[START OF Records provided]

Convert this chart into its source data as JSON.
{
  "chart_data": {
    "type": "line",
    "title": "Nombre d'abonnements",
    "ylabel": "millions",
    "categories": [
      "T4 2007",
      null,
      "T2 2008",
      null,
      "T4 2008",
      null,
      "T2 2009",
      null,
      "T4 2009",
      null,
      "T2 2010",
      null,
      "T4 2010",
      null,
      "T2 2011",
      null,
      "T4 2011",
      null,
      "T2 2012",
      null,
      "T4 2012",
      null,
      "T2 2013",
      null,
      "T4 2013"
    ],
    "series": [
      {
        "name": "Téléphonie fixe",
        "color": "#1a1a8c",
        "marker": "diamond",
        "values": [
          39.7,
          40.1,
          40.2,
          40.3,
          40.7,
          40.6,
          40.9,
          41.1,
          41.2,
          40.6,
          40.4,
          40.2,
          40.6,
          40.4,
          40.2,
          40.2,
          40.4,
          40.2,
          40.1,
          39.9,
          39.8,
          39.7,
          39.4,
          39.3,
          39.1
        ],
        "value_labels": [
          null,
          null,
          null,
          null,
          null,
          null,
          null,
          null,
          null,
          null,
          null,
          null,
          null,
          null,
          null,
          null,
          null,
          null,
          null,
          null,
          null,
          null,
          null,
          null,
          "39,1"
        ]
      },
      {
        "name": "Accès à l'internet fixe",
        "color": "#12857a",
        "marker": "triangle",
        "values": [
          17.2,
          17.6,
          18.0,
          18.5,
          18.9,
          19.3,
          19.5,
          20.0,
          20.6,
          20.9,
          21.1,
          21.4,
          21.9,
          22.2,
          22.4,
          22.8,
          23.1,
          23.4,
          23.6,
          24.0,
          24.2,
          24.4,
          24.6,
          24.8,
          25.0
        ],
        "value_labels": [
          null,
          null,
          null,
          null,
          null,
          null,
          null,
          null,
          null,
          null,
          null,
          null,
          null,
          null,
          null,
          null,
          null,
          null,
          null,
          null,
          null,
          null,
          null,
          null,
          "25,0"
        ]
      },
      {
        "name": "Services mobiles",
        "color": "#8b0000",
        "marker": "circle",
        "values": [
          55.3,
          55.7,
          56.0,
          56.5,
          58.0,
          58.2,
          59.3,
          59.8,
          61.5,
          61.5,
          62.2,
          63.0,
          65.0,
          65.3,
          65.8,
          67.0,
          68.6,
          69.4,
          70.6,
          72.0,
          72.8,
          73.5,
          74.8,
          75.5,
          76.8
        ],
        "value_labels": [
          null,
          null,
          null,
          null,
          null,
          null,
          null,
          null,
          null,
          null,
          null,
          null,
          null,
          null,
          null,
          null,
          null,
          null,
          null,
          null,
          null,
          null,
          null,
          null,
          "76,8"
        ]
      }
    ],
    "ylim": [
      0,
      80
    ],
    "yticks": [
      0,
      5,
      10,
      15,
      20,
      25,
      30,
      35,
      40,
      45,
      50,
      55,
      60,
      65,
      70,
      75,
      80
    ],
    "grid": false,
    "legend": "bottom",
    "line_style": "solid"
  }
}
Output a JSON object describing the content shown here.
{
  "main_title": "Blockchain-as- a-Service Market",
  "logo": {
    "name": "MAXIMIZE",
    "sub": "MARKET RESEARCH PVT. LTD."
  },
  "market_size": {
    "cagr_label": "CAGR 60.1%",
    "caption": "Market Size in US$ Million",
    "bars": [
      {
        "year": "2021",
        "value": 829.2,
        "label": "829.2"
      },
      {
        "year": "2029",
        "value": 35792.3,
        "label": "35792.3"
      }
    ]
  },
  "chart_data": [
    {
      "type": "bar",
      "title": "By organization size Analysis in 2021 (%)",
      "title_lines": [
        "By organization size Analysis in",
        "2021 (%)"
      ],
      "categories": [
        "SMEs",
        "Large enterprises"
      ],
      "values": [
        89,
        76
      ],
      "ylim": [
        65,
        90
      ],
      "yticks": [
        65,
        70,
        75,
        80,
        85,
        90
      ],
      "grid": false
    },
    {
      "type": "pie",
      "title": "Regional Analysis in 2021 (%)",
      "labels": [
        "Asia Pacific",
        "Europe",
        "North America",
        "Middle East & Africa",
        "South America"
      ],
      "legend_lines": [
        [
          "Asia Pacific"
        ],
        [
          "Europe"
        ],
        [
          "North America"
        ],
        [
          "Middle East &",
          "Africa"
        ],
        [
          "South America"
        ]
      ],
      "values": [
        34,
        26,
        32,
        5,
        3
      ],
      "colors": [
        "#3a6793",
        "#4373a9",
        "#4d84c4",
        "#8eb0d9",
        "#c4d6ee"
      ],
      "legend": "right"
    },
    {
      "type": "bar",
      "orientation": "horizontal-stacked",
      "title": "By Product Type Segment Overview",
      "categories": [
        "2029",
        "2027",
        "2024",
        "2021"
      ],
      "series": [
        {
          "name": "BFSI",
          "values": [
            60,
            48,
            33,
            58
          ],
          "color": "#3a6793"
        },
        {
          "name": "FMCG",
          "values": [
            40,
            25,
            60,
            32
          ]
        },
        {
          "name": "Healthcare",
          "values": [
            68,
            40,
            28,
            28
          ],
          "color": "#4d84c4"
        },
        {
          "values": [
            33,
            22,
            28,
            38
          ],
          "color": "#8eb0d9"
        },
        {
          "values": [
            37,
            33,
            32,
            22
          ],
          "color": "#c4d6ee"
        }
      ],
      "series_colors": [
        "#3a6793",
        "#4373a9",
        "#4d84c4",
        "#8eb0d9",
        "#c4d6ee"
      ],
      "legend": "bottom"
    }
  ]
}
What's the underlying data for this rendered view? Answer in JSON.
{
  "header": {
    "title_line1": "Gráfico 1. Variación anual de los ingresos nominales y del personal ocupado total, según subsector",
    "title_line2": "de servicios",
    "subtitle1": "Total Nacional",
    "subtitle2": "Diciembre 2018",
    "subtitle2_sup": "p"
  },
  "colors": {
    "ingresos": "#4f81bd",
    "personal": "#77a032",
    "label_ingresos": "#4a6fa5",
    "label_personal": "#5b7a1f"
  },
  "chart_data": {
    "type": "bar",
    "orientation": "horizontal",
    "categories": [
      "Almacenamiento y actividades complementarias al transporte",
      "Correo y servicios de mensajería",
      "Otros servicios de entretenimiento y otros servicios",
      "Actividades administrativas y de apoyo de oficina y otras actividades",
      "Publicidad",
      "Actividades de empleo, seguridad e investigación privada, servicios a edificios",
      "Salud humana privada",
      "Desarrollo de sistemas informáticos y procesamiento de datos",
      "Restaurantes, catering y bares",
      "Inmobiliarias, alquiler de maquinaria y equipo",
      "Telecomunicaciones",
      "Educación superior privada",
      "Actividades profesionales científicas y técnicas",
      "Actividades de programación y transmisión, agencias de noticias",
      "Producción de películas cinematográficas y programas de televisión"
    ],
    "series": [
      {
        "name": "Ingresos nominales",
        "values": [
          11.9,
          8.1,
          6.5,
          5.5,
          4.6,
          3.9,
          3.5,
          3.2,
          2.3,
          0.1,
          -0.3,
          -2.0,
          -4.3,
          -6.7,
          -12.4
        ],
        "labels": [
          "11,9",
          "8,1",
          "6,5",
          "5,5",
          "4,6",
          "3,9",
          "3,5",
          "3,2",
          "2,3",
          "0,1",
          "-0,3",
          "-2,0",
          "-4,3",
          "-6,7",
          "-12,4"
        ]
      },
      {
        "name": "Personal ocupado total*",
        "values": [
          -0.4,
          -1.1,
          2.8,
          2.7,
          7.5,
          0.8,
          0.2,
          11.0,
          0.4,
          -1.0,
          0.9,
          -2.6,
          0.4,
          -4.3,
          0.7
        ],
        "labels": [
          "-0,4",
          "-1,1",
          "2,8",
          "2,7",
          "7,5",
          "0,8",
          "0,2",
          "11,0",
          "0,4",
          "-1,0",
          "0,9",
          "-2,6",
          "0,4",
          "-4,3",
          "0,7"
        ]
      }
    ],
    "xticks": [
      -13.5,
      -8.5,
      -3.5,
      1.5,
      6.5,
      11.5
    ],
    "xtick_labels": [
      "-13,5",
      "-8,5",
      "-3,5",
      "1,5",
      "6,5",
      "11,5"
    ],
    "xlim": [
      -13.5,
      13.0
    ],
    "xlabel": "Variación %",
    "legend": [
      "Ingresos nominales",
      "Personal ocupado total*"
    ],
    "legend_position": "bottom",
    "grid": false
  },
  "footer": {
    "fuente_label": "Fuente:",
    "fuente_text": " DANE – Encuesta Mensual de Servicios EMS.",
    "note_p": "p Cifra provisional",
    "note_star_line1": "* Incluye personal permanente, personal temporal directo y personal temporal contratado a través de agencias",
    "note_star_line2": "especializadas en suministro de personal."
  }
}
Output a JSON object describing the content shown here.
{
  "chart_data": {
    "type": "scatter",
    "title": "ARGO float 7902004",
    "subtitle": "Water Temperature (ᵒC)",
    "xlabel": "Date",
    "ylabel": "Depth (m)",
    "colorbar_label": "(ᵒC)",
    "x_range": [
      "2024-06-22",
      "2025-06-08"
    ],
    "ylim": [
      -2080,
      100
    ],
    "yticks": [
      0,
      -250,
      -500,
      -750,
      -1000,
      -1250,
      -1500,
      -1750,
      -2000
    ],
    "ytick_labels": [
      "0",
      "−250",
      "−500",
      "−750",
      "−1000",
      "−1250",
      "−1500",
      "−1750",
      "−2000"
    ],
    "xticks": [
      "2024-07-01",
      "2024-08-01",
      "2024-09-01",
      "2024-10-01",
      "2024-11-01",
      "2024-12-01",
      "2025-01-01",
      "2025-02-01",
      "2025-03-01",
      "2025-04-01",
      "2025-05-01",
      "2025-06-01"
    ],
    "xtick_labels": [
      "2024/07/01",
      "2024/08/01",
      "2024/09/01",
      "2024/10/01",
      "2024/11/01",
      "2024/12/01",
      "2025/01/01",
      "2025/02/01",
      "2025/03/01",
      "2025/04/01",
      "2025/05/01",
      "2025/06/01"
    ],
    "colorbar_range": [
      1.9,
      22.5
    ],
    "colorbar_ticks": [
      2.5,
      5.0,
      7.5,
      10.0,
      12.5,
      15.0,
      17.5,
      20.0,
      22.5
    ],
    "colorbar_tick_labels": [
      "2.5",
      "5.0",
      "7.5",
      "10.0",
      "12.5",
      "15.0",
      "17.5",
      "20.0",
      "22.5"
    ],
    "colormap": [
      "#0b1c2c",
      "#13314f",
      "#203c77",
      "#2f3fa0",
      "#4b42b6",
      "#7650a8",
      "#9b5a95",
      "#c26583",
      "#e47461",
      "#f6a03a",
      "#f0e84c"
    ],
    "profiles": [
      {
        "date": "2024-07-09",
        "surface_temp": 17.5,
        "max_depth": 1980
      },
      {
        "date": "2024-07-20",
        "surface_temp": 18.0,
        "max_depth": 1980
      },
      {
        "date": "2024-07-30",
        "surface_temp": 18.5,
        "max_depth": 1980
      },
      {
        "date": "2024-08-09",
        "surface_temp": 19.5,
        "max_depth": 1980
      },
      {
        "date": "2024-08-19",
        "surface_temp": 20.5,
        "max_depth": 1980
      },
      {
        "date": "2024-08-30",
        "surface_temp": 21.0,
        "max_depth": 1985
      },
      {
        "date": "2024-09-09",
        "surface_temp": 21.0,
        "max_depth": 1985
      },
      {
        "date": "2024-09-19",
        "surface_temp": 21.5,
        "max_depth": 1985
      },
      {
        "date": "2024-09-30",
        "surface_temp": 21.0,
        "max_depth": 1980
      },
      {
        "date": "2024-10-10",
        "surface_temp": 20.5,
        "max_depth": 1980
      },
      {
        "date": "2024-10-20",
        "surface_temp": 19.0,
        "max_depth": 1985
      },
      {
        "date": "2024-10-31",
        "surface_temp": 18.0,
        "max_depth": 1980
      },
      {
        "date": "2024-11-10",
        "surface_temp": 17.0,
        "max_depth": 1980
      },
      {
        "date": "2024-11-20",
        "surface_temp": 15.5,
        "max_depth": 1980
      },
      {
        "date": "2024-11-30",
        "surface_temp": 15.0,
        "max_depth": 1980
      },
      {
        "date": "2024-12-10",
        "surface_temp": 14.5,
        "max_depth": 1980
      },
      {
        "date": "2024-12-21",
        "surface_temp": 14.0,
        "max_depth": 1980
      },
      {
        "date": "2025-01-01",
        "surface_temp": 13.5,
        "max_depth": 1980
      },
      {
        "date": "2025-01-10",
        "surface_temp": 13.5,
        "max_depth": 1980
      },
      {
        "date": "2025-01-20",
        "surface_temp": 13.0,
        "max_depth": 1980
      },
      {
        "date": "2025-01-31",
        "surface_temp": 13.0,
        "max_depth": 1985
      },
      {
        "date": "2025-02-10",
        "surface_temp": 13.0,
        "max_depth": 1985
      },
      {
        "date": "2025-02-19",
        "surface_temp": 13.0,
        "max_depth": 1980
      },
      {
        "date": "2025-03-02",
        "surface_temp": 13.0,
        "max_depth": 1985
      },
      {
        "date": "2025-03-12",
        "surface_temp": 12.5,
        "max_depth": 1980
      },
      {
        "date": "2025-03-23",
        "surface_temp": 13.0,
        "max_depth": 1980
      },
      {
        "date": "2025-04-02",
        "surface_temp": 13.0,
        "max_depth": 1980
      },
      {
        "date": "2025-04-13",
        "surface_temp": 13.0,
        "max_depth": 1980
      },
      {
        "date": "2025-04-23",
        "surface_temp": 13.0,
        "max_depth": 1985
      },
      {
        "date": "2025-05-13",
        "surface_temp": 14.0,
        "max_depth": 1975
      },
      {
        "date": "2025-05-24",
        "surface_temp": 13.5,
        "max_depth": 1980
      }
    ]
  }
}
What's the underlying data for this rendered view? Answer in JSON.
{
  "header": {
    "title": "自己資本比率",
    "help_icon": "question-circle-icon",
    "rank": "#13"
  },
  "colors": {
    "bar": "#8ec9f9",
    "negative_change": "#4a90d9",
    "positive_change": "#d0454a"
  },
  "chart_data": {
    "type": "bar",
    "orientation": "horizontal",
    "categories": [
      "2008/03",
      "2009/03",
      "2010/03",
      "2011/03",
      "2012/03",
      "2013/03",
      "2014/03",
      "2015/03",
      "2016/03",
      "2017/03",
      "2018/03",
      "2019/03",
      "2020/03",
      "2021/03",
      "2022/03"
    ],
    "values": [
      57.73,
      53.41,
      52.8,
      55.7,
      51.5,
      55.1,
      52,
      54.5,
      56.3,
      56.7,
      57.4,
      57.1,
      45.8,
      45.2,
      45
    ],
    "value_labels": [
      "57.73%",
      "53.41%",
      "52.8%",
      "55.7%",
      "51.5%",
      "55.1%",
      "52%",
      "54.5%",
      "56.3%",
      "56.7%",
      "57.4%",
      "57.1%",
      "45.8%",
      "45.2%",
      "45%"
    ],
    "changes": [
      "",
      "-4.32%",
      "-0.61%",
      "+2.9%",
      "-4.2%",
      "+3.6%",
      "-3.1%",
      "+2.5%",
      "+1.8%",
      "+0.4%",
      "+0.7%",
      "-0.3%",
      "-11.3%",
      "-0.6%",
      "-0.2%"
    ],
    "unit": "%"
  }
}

[END OF Records provided]

Direction: The word "America" appears in how many lines of the data? Answer with only the number.

Solution to this task: 4